- THE TASK
Repeat every record below exactly, omitting any pictures.

- RECORDS FOR PROCESSING
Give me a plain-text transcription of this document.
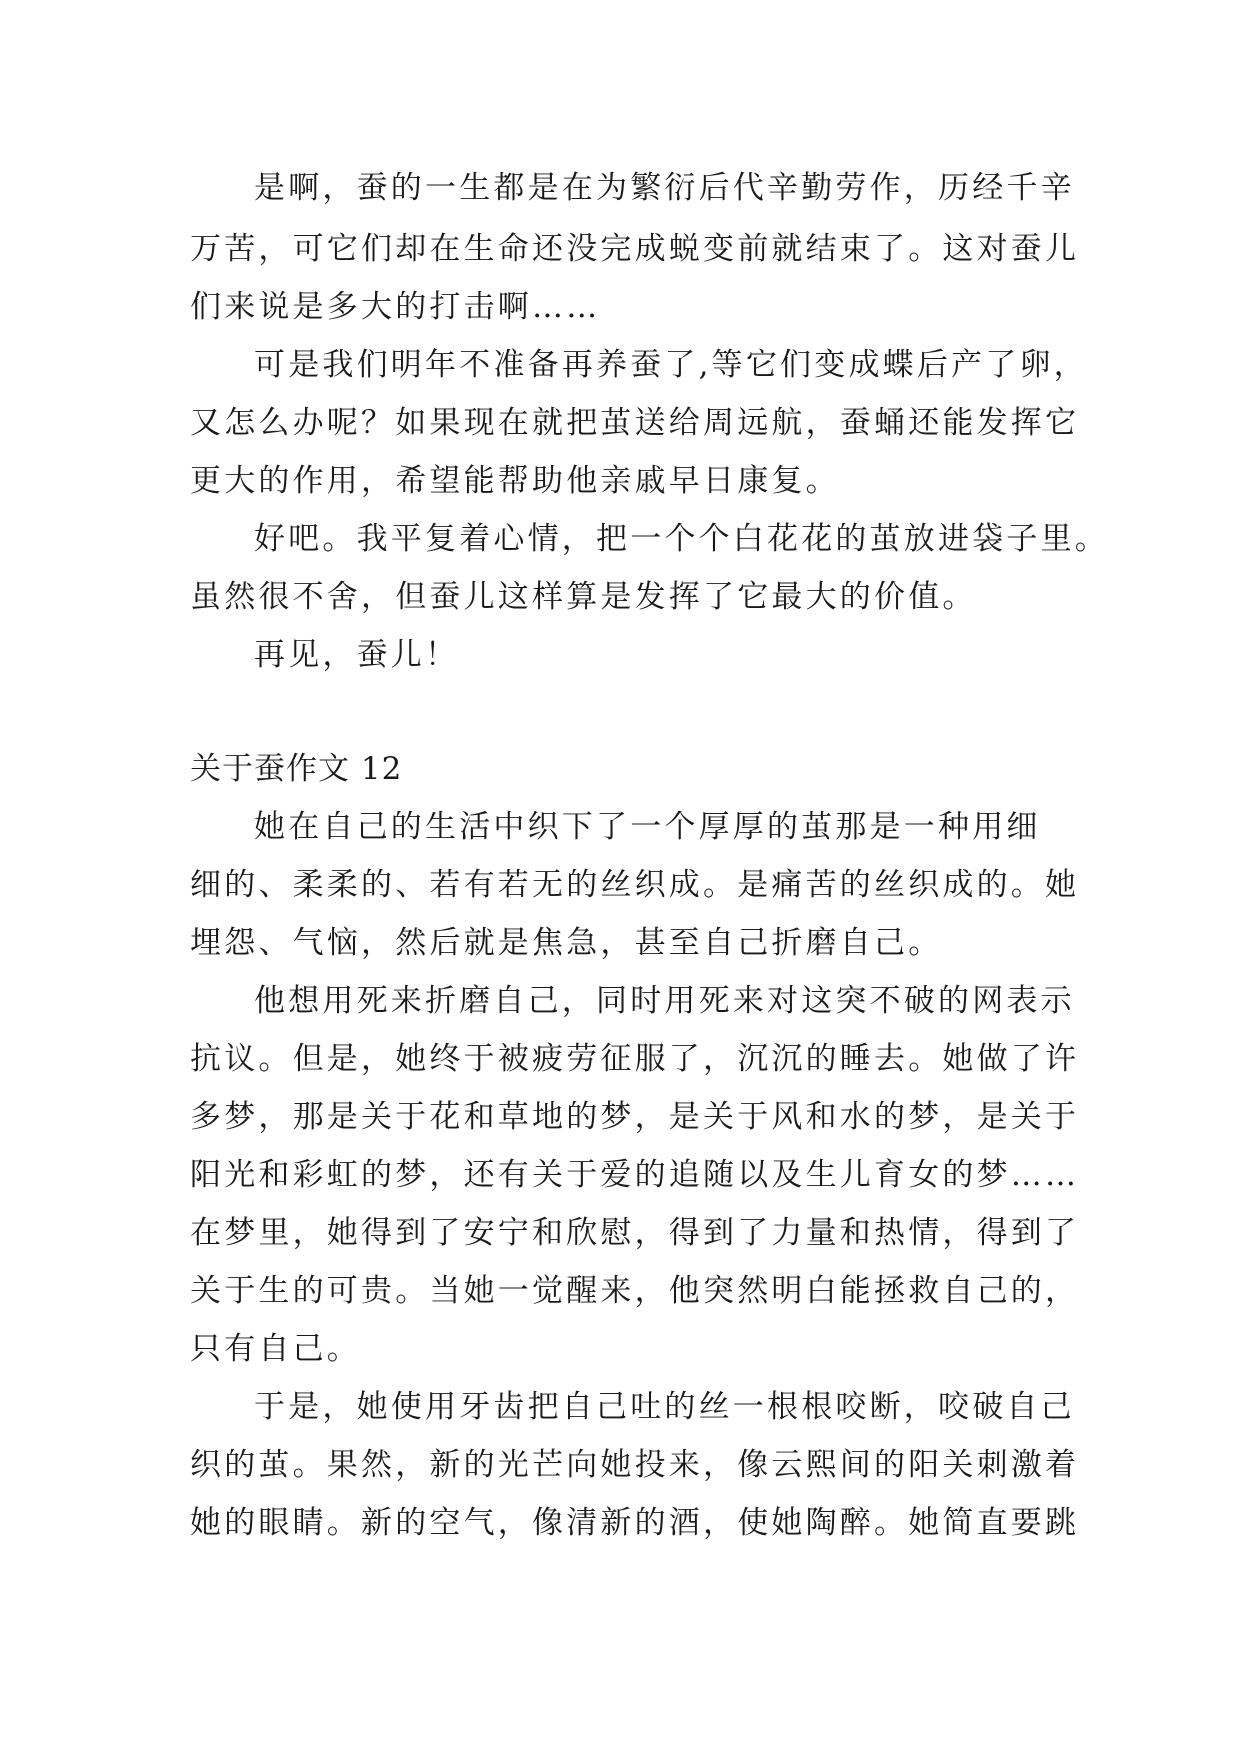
是啊，蚕的一生都是在为繁衍后代辛勤劳作，历经千辛
万苦，可它们却在生命还没完成蜕变前就结束了。这对蚕儿
们来说是多大的打击啊……
可是我们明年不准备再养蚕了,等它们变成蝶后产了卵，
又怎么办呢？如果现在就把茧送给周远航，蚕蛹还能发挥它
更大的作用，希望能帮助他亲戚早日康复。
好吧。我平复着心情，把一个个白花花的茧放进袋子里。
虽然很不舍，但蚕儿这样算是发挥了它最大的价值。
再见，蚕儿！
关于蚕作文 12
她在自己的生活中织下了一个厚厚的茧那是一种用细
细的、柔柔的、若有若无的丝织成。是痛苦的丝织成的。她
埋怨、气恼，然后就是焦急，甚至自己折磨自己。
他想用死来折磨自己，同时用死来对这突不破的网表示
抗议。但是，她终于被疲劳征服了，沉沉的睡去。她做了许
多梦，那是关于花和草地的梦，是关于风和水的梦，是关于
阳光和彩虹的梦，还有关于爱的追随以及生儿育女的梦……
在梦里，她得到了安宁和欣慰，得到了力量和热情，得到了
关于生的可贵。当她一觉醒来，他突然明白能拯救自己的，
只有自己。
于是，她使用牙齿把自己吐的丝一根根咬断，咬破自己
织的茧。果然，新的光芒向她投来，像云熙间的阳关刺激着
她的眼睛。新的空气，像清新的酒，使她陶醉。她简直要跳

- SOLUTION TO THIS TASK
Give me a plain-text transcription of this document.
是啊，蚕的一生都是在为繁衍后代辛勤劳作，历经千辛
万苦，可它们却在生命还没完成蜕变前就结束了。这对蚕儿
们来说是多大的打击啊……
可是我们明年不准备再养蚕了,等它们变成蝶后产了卵，
又怎么办呢？如果现在就把茧送给周远航，蚕蛹还能发挥它
更大的作用，希望能帮助他亲戚早日康复。
好吧。我平复着心情，把一个个白花花的茧放进袋子里。
虽然很不舍，但蚕儿这样算是发挥了它最大的价值。
再见，蚕儿！
关于蚕作文 12
她在自己的生活中织下了一个厚厚的茧那是一种用细
细的、柔柔的、若有若无的丝织成。是痛苦的丝织成的。她
埋怨、气恼，然后就是焦急，甚至自己折磨自己。
他想用死来折磨自己，同时用死来对这突不破的网表示
抗议。但是，她终于被疲劳征服了，沉沉的睡去。她做了许
多梦，那是关于花和草地的梦，是关于风和水的梦，是关于
阳光和彩虹的梦，还有关于爱的追随以及生儿育女的梦……
在梦里，她得到了安宁和欣慰，得到了力量和热情，得到了
关于生的可贵。当她一觉醒来，他突然明白能拯救自己的，
只有自己。
于是，她使用牙齿把自己吐的丝一根根咬断，咬破自己
织的茧。果然，新的光芒向她投来，像云熙间的阳关刺激着
她的眼睛。新的空气，像清新的酒，使她陶醉。她简直要跳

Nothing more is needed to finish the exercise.